= Do this =
In the entries, find all lines that hold the word "unsmoothed" and copy them.

= Data section =
Start
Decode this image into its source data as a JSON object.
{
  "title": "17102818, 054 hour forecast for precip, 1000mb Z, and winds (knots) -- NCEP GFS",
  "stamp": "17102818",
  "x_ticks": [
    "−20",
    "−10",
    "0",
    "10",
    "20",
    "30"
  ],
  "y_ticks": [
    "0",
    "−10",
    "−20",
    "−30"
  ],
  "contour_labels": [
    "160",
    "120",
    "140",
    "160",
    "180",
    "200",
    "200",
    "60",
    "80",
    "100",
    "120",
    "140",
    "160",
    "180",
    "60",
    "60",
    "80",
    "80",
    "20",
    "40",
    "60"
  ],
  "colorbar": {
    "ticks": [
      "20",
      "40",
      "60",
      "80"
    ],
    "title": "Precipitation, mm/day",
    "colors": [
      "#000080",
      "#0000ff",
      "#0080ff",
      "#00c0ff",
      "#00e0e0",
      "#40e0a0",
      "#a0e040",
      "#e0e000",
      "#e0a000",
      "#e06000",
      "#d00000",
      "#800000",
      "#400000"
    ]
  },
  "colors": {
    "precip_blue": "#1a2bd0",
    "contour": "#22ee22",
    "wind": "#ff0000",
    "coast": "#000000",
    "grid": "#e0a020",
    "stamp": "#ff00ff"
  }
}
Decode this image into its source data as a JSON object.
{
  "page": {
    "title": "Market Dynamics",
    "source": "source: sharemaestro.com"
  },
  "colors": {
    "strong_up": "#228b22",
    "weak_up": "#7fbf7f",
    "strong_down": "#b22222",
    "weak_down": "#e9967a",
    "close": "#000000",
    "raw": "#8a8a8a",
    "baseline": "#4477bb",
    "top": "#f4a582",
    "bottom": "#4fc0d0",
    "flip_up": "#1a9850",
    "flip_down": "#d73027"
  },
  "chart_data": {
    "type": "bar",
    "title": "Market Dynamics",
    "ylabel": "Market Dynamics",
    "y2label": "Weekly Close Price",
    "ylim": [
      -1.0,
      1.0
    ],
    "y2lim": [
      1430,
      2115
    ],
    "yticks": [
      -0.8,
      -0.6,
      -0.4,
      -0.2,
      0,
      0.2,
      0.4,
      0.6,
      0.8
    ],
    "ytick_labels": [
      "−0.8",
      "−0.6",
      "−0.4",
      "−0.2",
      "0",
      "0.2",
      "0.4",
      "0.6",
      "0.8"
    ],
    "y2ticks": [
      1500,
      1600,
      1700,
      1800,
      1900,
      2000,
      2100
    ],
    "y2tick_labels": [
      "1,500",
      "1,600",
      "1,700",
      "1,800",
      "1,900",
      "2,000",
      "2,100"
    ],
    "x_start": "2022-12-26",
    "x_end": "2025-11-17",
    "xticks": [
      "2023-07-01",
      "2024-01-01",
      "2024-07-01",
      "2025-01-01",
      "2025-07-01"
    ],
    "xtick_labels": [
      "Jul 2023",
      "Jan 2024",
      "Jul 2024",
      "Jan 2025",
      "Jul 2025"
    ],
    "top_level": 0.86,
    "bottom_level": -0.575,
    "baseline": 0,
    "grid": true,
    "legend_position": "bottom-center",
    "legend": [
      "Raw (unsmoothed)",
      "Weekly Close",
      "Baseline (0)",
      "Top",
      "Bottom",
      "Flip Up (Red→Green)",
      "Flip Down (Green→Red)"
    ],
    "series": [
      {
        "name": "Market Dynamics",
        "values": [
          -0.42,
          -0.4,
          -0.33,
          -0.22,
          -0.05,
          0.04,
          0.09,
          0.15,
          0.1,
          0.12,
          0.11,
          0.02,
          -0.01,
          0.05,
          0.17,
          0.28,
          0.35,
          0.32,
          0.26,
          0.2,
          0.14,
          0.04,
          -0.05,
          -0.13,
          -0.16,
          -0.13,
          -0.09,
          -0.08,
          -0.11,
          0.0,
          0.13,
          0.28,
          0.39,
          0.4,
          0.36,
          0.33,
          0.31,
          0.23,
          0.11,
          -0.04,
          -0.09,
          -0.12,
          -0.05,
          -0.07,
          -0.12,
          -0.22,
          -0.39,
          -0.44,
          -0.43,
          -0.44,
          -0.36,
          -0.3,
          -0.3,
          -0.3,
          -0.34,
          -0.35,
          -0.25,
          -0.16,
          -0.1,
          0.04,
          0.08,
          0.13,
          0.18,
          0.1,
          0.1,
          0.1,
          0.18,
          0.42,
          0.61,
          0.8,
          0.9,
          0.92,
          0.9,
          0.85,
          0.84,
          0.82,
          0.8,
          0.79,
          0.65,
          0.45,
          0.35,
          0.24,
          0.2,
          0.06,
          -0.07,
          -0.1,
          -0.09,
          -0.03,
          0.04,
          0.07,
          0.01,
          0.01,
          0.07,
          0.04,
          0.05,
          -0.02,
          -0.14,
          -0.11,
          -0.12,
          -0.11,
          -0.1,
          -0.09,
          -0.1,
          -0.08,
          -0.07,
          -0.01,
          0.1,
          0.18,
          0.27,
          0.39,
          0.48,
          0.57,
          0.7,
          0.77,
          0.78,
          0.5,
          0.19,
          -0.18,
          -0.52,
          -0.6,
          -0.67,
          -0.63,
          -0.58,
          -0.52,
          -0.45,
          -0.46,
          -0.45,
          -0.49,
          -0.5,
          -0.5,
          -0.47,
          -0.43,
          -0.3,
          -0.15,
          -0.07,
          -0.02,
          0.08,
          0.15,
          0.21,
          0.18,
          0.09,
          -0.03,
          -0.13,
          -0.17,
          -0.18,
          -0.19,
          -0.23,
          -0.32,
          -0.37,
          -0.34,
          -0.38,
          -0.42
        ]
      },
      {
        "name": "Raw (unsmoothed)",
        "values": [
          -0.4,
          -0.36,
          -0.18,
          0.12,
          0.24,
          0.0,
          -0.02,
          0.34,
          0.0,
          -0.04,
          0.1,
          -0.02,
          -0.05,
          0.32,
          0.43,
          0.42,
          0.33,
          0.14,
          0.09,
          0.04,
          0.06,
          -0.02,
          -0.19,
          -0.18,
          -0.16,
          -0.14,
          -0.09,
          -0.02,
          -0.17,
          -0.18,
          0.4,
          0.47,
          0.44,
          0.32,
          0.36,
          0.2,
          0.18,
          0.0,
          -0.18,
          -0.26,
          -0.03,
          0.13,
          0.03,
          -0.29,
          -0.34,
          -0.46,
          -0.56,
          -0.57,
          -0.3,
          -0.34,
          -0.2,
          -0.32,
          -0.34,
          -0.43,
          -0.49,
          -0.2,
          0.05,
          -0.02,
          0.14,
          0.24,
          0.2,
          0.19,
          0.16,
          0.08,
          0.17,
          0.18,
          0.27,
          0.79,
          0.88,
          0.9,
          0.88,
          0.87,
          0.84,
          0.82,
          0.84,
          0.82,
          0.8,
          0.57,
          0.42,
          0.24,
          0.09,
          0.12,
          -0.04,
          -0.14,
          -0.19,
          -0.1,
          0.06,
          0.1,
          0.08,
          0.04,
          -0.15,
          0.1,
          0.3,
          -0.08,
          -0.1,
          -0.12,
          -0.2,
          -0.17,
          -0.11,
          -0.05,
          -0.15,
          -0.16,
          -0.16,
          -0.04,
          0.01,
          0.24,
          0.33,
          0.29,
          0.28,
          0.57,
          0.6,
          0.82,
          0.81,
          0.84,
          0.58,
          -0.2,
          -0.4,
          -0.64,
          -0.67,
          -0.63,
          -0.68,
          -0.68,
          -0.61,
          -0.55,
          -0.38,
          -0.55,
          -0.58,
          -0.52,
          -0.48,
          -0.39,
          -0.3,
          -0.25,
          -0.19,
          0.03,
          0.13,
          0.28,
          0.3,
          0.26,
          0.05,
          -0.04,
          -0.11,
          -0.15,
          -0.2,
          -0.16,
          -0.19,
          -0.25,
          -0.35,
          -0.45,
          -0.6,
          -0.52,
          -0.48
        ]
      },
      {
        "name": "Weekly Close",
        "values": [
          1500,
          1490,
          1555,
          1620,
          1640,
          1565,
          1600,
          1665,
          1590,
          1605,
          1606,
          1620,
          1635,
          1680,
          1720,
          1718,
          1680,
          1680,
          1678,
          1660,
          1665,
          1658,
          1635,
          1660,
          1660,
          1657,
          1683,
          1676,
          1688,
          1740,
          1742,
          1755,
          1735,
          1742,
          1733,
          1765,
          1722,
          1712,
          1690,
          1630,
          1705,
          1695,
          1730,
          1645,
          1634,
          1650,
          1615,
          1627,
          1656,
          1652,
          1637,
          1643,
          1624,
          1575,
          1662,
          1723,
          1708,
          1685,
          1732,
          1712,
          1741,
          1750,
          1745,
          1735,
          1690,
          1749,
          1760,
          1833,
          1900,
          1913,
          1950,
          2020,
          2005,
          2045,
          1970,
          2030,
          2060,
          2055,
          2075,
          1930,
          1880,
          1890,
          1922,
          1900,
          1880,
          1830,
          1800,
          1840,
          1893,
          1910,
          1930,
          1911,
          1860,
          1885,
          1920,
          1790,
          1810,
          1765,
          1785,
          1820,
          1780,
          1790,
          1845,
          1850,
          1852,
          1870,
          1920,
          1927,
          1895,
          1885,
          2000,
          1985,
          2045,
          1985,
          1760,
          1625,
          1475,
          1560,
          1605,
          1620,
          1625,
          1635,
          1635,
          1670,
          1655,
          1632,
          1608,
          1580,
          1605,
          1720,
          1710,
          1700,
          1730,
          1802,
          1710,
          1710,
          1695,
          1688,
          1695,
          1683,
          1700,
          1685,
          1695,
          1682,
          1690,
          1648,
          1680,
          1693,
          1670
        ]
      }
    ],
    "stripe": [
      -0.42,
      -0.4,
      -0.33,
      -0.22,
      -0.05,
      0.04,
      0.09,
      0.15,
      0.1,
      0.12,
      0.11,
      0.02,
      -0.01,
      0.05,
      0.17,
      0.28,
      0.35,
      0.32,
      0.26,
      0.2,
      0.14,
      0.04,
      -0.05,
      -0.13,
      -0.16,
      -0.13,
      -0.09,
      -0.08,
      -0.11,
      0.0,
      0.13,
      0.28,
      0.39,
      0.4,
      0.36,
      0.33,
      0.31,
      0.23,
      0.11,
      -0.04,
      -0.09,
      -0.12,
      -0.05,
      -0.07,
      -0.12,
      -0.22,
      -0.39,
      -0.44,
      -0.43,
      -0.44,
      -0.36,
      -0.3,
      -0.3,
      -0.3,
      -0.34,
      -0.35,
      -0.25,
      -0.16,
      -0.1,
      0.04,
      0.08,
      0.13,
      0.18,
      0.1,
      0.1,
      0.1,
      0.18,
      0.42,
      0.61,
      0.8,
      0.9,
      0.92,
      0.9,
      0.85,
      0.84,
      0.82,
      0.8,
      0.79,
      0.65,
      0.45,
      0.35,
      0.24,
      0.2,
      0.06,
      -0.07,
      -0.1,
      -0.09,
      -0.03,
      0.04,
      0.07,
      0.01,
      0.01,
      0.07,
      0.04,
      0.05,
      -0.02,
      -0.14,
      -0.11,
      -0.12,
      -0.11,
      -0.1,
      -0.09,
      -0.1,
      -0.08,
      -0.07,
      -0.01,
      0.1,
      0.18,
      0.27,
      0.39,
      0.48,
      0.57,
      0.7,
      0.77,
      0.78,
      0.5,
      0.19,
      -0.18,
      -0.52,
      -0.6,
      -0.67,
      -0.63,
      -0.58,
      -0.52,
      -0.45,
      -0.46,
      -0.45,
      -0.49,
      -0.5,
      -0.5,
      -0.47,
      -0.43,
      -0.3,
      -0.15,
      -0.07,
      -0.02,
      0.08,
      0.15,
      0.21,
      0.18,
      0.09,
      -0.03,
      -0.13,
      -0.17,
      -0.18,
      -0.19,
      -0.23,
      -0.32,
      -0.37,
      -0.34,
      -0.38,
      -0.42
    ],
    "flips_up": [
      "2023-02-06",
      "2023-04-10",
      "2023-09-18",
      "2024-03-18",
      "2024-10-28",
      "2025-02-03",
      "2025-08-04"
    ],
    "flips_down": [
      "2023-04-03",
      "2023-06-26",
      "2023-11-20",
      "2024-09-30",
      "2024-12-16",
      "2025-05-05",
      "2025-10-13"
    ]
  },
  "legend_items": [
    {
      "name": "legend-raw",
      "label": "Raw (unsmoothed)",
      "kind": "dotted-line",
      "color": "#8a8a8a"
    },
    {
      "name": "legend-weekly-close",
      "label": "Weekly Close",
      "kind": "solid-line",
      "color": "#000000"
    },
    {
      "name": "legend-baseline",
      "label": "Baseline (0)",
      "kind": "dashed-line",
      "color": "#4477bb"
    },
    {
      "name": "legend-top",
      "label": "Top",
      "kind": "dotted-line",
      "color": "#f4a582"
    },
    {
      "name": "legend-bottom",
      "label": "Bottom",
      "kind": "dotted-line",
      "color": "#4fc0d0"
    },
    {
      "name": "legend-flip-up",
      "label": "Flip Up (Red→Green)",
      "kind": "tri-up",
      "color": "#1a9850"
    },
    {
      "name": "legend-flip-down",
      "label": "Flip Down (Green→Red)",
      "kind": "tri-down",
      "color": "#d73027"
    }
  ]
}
End
= Solution =
      "Raw (unsmoothed)",
        "name": "Raw (unsmoothed)",
      "label": "Raw (unsmoothed)",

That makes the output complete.